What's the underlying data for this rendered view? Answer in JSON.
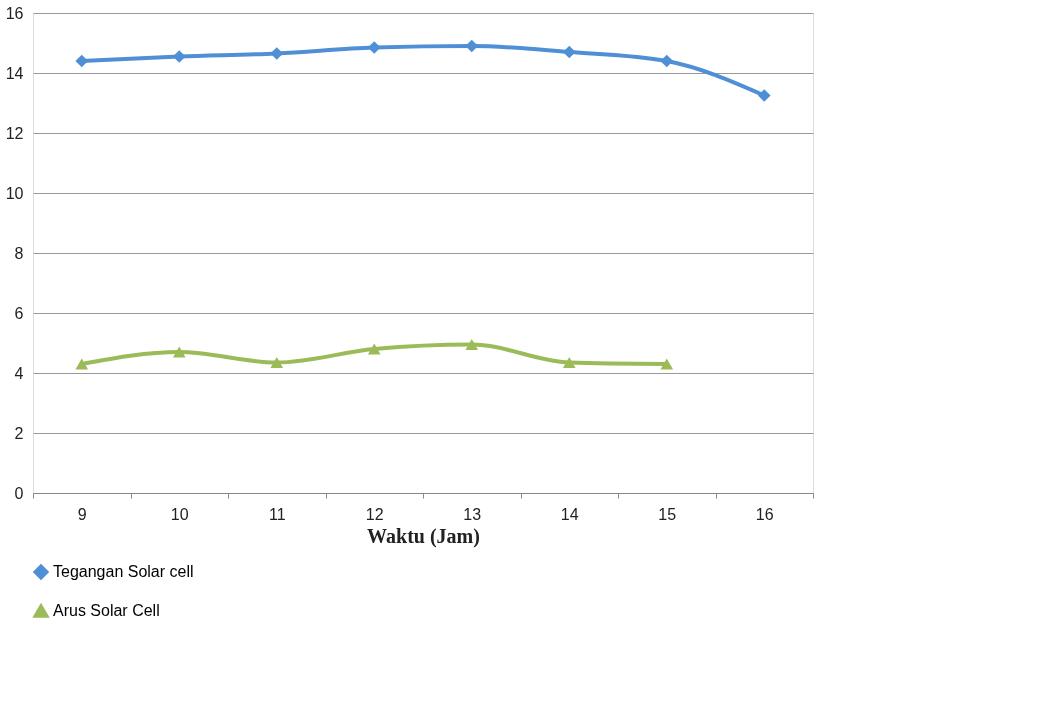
{
  "chart_data": {
    "type": "line",
    "xlabel": "Waktu (Jam)",
    "categories": [
      "9",
      "10",
      "11",
      "12",
      "13",
      "14",
      "15",
      "16"
    ],
    "series": [
      {
        "name": "Tegangan Solar cell",
        "color": "#4f8fd6",
        "marker": "diamond",
        "values": [
          14.4,
          14.55,
          14.65,
          14.85,
          14.9,
          14.7,
          14.4,
          13.25
        ]
      },
      {
        "name": "Arus Solar Cell",
        "color": "#9bbb59",
        "marker": "triangle",
        "values": [
          4.3,
          4.7,
          4.35,
          4.8,
          4.95,
          4.35,
          4.3,
          null
        ]
      }
    ],
    "ylim": [
      0,
      16
    ],
    "yticks": [
      0,
      2,
      4,
      6,
      8,
      10,
      12,
      14,
      16
    ],
    "grid": "y",
    "legend": "bottom left",
    "line_style": "solid"
  }
}
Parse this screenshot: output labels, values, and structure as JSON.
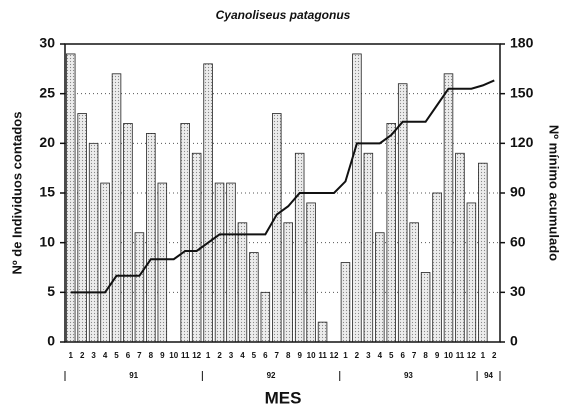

────────────────────────────────────────

**TASK INSTRUCTIONS**
Leave out the pictures and output the rest of the material exactly as written.

**RESULT OF THE EXERCISE**
What's the underlying data for this rendered view? Answer in JSON.
{
  "chart_data": {
    "type": "line",
    "xlabel": "Waktu (Jam)",
    "categories": [
      "9",
      "10",
      "11",
      "12",
      "13",
      "14",
      "15",
      "16"
    ],
    "series": [
      {
        "name": "Tegangan Solar cell",
        "color": "#4f8fd6",
        "marker": "diamond",
        "values": [
          14.4,
          14.55,
          14.65,
          14.85,
          14.9,
          14.7,
          14.4,
          13.25
        ]
      },
      {
        "name": "Arus Solar Cell",
        "color": "#9bbb59",
        "marker": "triangle",
        "values": [
          4.3,
          4.7,
          4.35,
          4.8,
          4.95,
          4.35,
          4.3,
          null
        ]
      }
    ],
    "ylim": [
      0,
      16
    ],
    "yticks": [
      0,
      2,
      4,
      6,
      8,
      10,
      12,
      14,
      16
    ],
    "grid": "y",
    "legend": "bottom left",
    "line_style": "solid"
  }
}
Parse this screenshot: output labels, values, and structure as JSON.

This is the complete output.